Dataset records

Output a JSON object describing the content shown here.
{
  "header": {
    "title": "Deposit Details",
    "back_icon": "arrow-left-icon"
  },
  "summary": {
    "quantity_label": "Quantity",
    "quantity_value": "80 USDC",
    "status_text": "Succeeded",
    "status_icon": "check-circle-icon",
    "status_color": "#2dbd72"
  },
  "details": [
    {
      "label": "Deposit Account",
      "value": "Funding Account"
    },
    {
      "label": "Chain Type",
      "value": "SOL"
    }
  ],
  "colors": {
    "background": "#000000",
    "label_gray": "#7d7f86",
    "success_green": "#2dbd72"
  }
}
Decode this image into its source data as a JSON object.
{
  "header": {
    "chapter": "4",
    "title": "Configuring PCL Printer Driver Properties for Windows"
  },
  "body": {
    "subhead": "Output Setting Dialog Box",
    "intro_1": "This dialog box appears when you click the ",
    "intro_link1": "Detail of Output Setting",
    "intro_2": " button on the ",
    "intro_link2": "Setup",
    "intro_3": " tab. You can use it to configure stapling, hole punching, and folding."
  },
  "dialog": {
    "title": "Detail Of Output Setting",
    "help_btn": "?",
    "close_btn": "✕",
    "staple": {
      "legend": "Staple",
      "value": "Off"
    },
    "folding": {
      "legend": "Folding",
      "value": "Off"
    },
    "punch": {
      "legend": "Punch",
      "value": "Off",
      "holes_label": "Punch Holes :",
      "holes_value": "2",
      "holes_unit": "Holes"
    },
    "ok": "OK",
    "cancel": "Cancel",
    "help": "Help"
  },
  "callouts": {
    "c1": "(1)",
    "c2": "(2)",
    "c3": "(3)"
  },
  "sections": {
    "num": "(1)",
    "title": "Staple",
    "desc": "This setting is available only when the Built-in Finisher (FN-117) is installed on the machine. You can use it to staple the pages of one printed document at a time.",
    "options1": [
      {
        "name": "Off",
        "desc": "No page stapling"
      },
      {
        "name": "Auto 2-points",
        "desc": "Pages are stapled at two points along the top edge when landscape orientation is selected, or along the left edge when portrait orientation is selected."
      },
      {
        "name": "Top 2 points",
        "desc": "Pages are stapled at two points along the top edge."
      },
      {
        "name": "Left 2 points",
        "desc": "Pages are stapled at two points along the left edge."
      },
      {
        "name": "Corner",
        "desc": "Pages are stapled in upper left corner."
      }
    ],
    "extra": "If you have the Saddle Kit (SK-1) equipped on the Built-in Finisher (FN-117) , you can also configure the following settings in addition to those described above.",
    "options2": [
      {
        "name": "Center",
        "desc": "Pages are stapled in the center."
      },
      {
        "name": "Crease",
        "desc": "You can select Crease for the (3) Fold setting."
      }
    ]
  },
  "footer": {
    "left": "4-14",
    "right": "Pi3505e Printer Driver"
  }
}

# [PROBLEM DETAILS]
The whole listing above needs to be written out again exactly.

# [REPLY]
Output a JSON object describing the content shown here.
{
  "header": {
    "title": "Deposit Details",
    "back_icon": "arrow-left-icon"
  },
  "summary": {
    "quantity_label": "Quantity",
    "quantity_value": "80 USDC",
    "status_text": "Succeeded",
    "status_icon": "check-circle-icon",
    "status_color": "#2dbd72"
  },
  "details": [
    {
      "label": "Deposit Account",
      "value": "Funding Account"
    },
    {
      "label": "Chain Type",
      "value": "SOL"
    }
  ],
  "colors": {
    "background": "#000000",
    "label_gray": "#7d7f86",
    "success_green": "#2dbd72"
  }
}
Decode this image into its source data as a JSON object.
{
  "header": {
    "chapter": "4",
    "title": "Configuring PCL Printer Driver Properties for Windows"
  },
  "body": {
    "subhead": "Output Setting Dialog Box",
    "intro_1": "This dialog box appears when you click the ",
    "intro_link1": "Detail of Output Setting",
    "intro_2": " button on the ",
    "intro_link2": "Setup",
    "intro_3": " tab. You can use it to configure stapling, hole punching, and folding."
  },
  "dialog": {
    "title": "Detail Of Output Setting",
    "help_btn": "?",
    "close_btn": "✕",
    "staple": {
      "legend": "Staple",
      "value": "Off"
    },
    "folding": {
      "legend": "Folding",
      "value": "Off"
    },
    "punch": {
      "legend": "Punch",
      "value": "Off",
      "holes_label": "Punch Holes :",
      "holes_value": "2",
      "holes_unit": "Holes"
    },
    "ok": "OK",
    "cancel": "Cancel",
    "help": "Help"
  },
  "callouts": {
    "c1": "(1)",
    "c2": "(2)",
    "c3": "(3)"
  },
  "sections": {
    "num": "(1)",
    "title": "Staple",
    "desc": "This setting is available only when the Built-in Finisher (FN-117) is installed on the machine. You can use it to staple the pages of one printed document at a time.",
    "options1": [
      {
        "name": "Off",
        "desc": "No page stapling"
      },
      {
        "name": "Auto 2-points",
        "desc": "Pages are stapled at two points along the top edge when landscape orientation is selected, or along the left edge when portrait orientation is selected."
      },
      {
        "name": "Top 2 points",
        "desc": "Pages are stapled at two points along the top edge."
      },
      {
        "name": "Left 2 points",
        "desc": "Pages are stapled at two points along the left edge."
      },
      {
        "name": "Corner",
        "desc": "Pages are stapled in upper left corner."
      }
    ],
    "extra": "If you have the Saddle Kit (SK-1) equipped on the Built-in Finisher (FN-117) , you can also configure the following settings in addition to those described above.",
    "options2": [
      {
        "name": "Center",
        "desc": "Pages are stapled in the center."
      },
      {
        "name": "Crease",
        "desc": "You can select Crease for the (3) Fold setting."
      }
    ]
  },
  "footer": {
    "left": "4-14",
    "right": "Pi3505e Printer Driver"
  }
}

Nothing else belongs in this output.